▸ **Written request**
Out of the lines below, please list those that hold the string "this".
[Start Input data]
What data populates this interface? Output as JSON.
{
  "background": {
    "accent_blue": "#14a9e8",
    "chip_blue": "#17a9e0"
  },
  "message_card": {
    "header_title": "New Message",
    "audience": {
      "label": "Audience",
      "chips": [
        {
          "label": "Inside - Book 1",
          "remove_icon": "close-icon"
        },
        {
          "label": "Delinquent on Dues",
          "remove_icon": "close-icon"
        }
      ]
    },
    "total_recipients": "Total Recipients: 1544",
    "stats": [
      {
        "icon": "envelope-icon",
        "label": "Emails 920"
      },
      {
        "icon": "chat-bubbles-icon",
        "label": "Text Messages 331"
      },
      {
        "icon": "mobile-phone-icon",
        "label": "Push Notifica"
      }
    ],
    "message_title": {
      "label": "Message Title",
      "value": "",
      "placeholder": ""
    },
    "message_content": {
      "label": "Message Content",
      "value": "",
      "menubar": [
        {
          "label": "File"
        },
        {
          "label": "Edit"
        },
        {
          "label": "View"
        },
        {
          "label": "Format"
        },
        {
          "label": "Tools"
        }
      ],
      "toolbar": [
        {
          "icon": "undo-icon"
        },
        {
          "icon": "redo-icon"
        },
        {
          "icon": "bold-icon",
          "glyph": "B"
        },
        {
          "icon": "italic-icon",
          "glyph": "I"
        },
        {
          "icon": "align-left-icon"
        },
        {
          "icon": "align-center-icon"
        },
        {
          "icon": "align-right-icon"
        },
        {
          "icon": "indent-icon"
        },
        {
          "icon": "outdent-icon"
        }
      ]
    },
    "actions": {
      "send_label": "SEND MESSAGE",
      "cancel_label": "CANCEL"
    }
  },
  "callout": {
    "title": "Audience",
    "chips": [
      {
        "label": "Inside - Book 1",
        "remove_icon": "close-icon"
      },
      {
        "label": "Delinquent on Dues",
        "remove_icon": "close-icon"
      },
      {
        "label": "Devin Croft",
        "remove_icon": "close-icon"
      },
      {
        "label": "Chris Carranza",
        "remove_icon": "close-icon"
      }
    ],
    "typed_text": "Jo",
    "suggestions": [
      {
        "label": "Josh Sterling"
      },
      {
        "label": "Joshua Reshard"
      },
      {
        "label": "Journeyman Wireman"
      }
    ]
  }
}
[End Input data]
[Start Input data]
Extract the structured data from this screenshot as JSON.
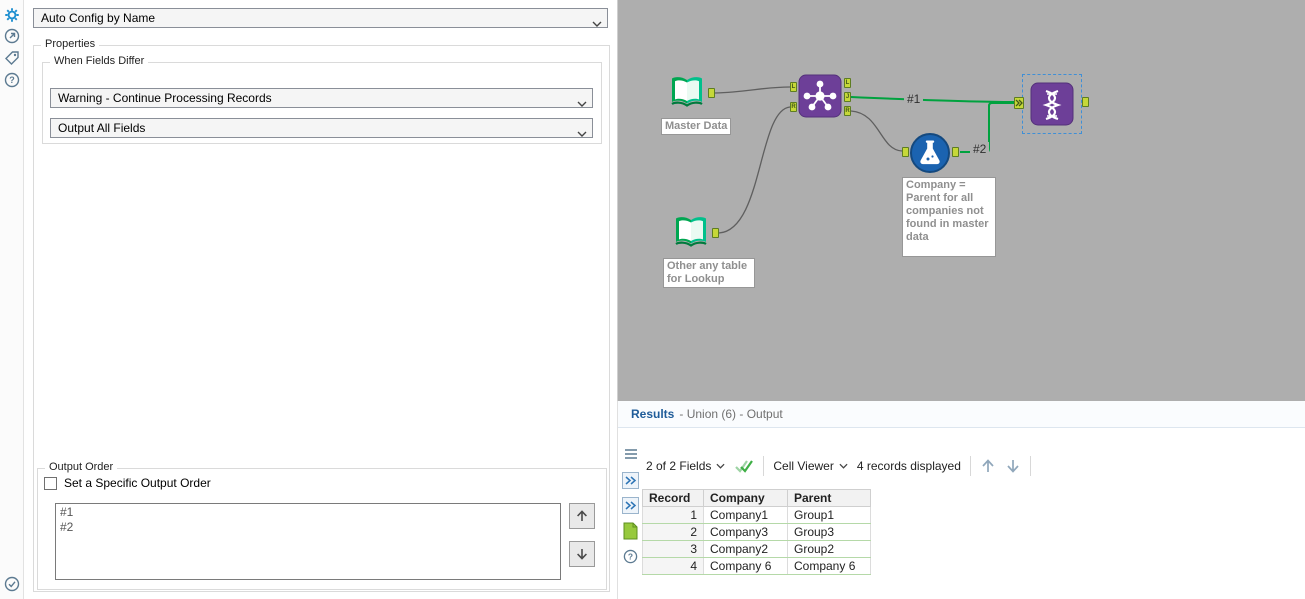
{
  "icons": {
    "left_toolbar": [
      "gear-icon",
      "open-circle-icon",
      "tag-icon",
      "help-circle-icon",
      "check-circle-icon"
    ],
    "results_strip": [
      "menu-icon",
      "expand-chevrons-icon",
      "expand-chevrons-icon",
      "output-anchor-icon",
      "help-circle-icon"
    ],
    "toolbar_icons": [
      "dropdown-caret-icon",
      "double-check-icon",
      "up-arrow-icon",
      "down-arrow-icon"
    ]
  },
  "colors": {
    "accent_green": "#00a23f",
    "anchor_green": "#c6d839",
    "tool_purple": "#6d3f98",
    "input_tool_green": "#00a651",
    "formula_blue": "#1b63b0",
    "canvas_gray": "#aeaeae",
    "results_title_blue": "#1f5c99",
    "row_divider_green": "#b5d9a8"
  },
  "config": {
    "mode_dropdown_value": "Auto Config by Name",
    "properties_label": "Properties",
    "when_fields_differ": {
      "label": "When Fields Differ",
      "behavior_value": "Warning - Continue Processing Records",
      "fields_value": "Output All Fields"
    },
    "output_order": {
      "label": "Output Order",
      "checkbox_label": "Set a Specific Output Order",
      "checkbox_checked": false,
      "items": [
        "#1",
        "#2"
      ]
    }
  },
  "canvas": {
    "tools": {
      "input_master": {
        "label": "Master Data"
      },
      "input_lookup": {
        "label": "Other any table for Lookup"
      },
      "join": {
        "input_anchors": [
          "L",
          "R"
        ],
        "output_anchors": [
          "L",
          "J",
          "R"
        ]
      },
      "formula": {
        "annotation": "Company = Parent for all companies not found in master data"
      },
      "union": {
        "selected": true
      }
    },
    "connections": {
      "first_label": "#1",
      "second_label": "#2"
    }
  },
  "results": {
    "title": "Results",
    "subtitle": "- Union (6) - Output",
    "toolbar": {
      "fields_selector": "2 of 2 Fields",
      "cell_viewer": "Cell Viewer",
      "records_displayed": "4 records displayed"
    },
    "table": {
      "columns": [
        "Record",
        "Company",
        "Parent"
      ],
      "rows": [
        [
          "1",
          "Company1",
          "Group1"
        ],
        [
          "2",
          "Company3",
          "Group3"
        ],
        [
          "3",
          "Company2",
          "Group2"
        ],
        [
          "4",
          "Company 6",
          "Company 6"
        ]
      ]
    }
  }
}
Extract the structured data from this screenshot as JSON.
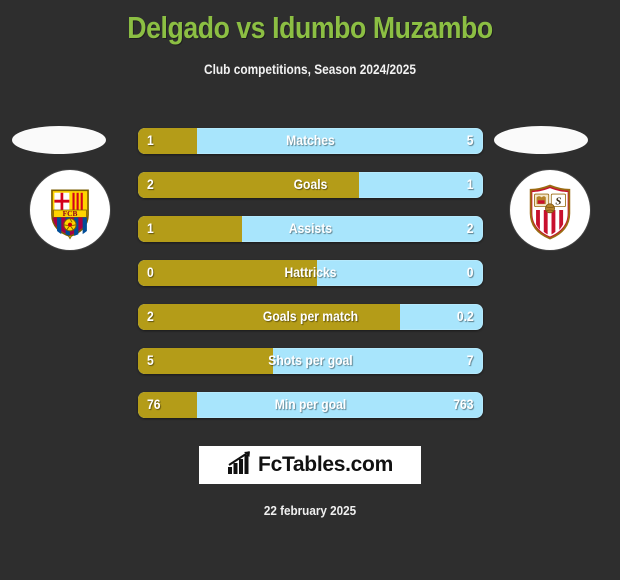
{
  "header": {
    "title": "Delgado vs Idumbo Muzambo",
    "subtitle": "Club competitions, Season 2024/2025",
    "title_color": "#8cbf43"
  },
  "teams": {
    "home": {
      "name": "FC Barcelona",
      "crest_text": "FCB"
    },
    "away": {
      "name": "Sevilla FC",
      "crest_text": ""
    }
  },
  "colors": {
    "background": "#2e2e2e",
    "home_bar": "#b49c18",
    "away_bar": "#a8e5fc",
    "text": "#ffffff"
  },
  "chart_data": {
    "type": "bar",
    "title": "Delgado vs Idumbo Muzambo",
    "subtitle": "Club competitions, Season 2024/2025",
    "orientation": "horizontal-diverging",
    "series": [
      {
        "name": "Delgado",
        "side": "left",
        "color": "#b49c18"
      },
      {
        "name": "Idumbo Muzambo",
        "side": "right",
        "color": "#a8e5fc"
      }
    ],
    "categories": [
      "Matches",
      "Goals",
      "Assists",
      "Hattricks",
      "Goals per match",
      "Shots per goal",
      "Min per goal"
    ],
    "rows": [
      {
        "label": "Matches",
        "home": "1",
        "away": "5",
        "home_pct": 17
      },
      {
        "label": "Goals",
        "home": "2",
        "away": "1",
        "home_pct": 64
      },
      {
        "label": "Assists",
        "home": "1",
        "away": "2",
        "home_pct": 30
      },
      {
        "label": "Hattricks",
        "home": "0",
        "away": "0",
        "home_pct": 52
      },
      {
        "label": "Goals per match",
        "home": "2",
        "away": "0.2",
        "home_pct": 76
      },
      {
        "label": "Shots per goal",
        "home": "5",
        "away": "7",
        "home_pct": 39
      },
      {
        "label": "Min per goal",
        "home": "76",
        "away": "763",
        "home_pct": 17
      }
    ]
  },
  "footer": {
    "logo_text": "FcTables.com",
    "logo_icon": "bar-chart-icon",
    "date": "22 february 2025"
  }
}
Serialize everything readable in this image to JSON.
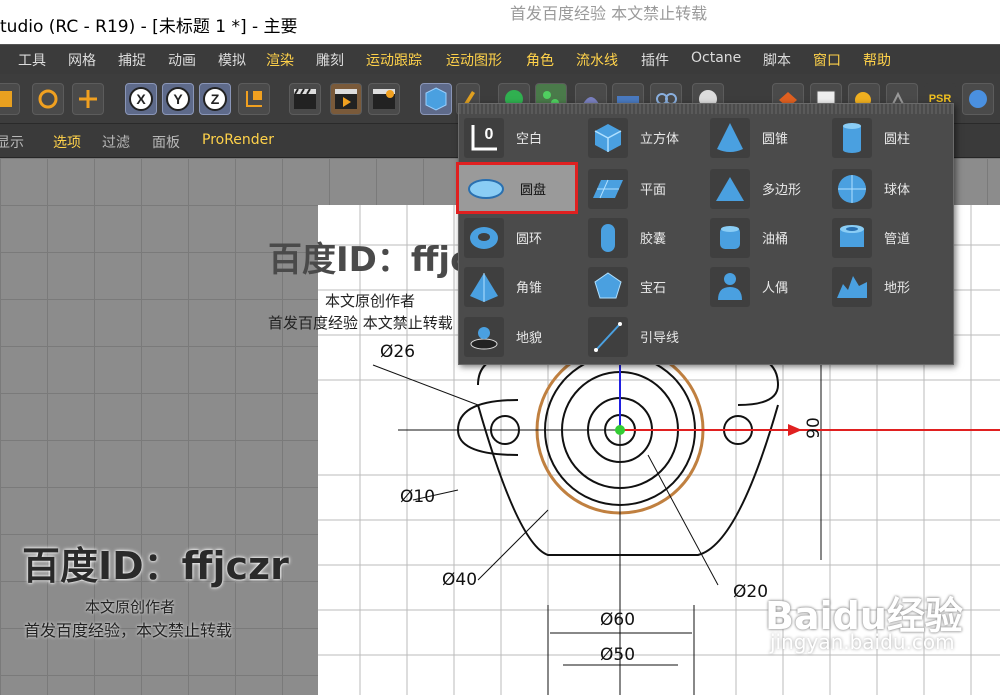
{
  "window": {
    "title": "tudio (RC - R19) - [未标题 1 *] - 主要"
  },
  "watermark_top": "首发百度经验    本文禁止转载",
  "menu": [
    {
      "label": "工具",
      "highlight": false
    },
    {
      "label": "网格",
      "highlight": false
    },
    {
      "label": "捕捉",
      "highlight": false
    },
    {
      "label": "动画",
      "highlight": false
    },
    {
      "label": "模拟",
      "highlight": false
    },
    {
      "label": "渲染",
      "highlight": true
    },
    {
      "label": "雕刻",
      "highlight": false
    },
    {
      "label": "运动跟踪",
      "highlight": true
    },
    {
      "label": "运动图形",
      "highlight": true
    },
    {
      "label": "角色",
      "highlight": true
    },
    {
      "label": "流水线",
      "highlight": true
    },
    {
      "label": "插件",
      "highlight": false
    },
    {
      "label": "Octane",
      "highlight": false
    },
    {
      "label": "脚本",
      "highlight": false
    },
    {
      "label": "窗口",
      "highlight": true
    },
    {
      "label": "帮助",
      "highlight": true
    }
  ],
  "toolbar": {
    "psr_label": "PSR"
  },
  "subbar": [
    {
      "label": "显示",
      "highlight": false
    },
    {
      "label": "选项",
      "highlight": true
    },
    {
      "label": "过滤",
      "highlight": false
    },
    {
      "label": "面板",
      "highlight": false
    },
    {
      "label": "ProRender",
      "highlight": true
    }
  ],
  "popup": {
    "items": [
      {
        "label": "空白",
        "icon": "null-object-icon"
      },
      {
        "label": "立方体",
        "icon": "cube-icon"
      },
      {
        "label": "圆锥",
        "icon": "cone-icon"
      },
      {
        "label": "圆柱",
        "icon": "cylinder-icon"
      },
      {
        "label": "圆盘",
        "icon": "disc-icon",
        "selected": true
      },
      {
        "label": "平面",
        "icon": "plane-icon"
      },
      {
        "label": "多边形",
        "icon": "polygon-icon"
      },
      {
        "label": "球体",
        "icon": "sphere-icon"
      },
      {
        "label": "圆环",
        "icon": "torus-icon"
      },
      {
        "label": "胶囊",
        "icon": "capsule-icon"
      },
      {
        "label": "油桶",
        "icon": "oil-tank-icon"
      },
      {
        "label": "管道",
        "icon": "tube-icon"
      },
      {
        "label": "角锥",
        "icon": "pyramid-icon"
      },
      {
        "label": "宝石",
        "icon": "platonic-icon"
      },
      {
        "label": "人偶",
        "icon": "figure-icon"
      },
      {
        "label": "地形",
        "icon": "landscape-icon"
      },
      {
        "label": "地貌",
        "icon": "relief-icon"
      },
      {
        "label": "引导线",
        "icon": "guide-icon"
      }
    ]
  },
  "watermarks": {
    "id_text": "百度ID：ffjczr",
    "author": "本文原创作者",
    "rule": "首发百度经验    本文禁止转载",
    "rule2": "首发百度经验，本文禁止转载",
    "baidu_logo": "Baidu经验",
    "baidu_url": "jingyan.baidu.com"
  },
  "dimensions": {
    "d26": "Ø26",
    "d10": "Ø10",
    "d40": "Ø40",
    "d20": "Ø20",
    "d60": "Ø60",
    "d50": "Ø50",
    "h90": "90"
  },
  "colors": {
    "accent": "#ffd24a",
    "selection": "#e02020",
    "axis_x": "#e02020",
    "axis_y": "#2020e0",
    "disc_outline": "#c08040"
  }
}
[End Input data]
▸ **Task result**
What data populates this interface? Output as JSON.
Extract the structured data from this screenshot as JSON.
Extract the structured data from this screenshot as JSON.
Serialize everything readable in this image to JSON.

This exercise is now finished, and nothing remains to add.